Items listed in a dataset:
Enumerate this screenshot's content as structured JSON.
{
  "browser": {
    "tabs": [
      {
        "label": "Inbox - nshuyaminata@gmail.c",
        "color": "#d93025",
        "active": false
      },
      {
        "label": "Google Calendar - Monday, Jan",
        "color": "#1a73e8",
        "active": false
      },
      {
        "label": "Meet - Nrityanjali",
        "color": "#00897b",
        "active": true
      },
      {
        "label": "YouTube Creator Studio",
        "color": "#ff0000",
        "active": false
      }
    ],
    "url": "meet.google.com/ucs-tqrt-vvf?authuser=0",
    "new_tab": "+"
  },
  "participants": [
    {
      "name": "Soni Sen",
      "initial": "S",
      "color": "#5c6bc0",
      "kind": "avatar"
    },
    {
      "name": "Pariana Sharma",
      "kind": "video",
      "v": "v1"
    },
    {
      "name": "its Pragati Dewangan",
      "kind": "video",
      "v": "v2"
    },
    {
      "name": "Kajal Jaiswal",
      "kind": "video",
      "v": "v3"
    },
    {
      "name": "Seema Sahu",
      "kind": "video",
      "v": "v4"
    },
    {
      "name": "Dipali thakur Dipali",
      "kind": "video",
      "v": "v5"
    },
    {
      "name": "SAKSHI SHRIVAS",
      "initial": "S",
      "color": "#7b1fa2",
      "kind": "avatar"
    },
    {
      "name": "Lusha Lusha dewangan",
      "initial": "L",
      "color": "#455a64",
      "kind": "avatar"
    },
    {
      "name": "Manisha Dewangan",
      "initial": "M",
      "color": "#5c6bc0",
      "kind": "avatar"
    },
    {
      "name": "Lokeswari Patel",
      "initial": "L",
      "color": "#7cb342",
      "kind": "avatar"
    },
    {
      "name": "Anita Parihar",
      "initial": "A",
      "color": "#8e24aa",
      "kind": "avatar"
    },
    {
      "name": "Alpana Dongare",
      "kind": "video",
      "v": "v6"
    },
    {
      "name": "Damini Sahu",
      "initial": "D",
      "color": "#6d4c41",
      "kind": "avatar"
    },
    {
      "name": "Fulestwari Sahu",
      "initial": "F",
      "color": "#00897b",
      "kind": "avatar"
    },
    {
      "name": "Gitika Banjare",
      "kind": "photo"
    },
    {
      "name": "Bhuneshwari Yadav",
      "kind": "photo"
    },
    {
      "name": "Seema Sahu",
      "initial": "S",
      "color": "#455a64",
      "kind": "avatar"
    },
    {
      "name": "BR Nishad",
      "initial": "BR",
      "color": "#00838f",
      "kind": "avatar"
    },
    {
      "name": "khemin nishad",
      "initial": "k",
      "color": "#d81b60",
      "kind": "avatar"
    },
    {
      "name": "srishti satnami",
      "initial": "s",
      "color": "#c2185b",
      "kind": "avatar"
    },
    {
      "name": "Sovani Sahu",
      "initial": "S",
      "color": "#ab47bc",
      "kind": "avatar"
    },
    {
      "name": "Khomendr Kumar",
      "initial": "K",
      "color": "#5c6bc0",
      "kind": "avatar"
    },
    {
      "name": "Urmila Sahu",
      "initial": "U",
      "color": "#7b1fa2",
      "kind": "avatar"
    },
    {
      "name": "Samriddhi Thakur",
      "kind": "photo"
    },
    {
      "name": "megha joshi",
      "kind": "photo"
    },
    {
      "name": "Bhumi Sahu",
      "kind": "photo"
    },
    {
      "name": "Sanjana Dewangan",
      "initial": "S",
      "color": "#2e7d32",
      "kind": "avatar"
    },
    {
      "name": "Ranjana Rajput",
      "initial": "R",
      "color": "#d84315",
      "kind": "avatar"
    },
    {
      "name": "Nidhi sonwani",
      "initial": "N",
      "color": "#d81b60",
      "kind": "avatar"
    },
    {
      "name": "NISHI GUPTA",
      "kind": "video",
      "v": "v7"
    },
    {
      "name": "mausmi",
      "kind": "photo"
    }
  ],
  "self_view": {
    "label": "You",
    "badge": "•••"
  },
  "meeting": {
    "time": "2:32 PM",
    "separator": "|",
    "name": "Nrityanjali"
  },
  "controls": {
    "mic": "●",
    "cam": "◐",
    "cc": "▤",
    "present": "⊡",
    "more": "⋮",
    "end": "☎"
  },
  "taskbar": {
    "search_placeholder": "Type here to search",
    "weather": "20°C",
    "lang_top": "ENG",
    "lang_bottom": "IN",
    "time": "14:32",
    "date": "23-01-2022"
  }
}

- Challenge: Retype the listing above in full, with no alterations.

- Solution to this problem:
Enumerate this screenshot's content as structured JSON.
{
  "browser": {
    "tabs": [
      {
        "label": "Inbox - nshuyaminata@gmail.c",
        "color": "#d93025",
        "active": false
      },
      {
        "label": "Google Calendar - Monday, Jan",
        "color": "#1a73e8",
        "active": false
      },
      {
        "label": "Meet - Nrityanjali",
        "color": "#00897b",
        "active": true
      },
      {
        "label": "YouTube Creator Studio",
        "color": "#ff0000",
        "active": false
      }
    ],
    "url": "meet.google.com/ucs-tqrt-vvf?authuser=0",
    "new_tab": "+"
  },
  "participants": [
    {
      "name": "Soni Sen",
      "initial": "S",
      "color": "#5c6bc0",
      "kind": "avatar"
    },
    {
      "name": "Pariana Sharma",
      "kind": "video",
      "v": "v1"
    },
    {
      "name": "its Pragati Dewangan",
      "kind": "video",
      "v": "v2"
    },
    {
      "name": "Kajal Jaiswal",
      "kind": "video",
      "v": "v3"
    },
    {
      "name": "Seema Sahu",
      "kind": "video",
      "v": "v4"
    },
    {
      "name": "Dipali thakur Dipali",
      "kind": "video",
      "v": "v5"
    },
    {
      "name": "SAKSHI SHRIVAS",
      "initial": "S",
      "color": "#7b1fa2",
      "kind": "avatar"
    },
    {
      "name": "Lusha Lusha dewangan",
      "initial": "L",
      "color": "#455a64",
      "kind": "avatar"
    },
    {
      "name": "Manisha Dewangan",
      "initial": "M",
      "color": "#5c6bc0",
      "kind": "avatar"
    },
    {
      "name": "Lokeswari Patel",
      "initial": "L",
      "color": "#7cb342",
      "kind": "avatar"
    },
    {
      "name": "Anita Parihar",
      "initial": "A",
      "color": "#8e24aa",
      "kind": "avatar"
    },
    {
      "name": "Alpana Dongare",
      "kind": "video",
      "v": "v6"
    },
    {
      "name": "Damini Sahu",
      "initial": "D",
      "color": "#6d4c41",
      "kind": "avatar"
    },
    {
      "name": "Fulestwari Sahu",
      "initial": "F",
      "color": "#00897b",
      "kind": "avatar"
    },
    {
      "name": "Gitika Banjare",
      "kind": "photo"
    },
    {
      "name": "Bhuneshwari Yadav",
      "kind": "photo"
    },
    {
      "name": "Seema Sahu",
      "initial": "S",
      "color": "#455a64",
      "kind": "avatar"
    },
    {
      "name": "BR Nishad",
      "initial": "BR",
      "color": "#00838f",
      "kind": "avatar"
    },
    {
      "name": "khemin nishad",
      "initial": "k",
      "color": "#d81b60",
      "kind": "avatar"
    },
    {
      "name": "srishti satnami",
      "initial": "s",
      "color": "#c2185b",
      "kind": "avatar"
    },
    {
      "name": "Sovani Sahu",
      "initial": "S",
      "color": "#ab47bc",
      "kind": "avatar"
    },
    {
      "name": "Khomendr Kumar",
      "initial": "K",
      "color": "#5c6bc0",
      "kind": "avatar"
    },
    {
      "name": "Urmila Sahu",
      "initial": "U",
      "color": "#7b1fa2",
      "kind": "avatar"
    },
    {
      "name": "Samriddhi Thakur",
      "kind": "photo"
    },
    {
      "name": "megha joshi",
      "kind": "photo"
    },
    {
      "name": "Bhumi Sahu",
      "kind": "photo"
    },
    {
      "name": "Sanjana Dewangan",
      "initial": "S",
      "color": "#2e7d32",
      "kind": "avatar"
    },
    {
      "name": "Ranjana Rajput",
      "initial": "R",
      "color": "#d84315",
      "kind": "avatar"
    },
    {
      "name": "Nidhi sonwani",
      "initial": "N",
      "color": "#d81b60",
      "kind": "avatar"
    },
    {
      "name": "NISHI GUPTA",
      "kind": "video",
      "v": "v7"
    },
    {
      "name": "mausmi",
      "kind": "photo"
    }
  ],
  "self_view": {
    "label": "You",
    "badge": "•••"
  },
  "meeting": {
    "time": "2:32 PM",
    "separator": "|",
    "name": "Nrityanjali"
  },
  "controls": {
    "mic": "●",
    "cam": "◐",
    "cc": "▤",
    "present": "⊡",
    "more": "⋮",
    "end": "☎"
  },
  "taskbar": {
    "search_placeholder": "Type here to search",
    "weather": "20°C",
    "lang_top": "ENG",
    "lang_bottom": "IN",
    "time": "14:32",
    "date": "23-01-2022"
  }
}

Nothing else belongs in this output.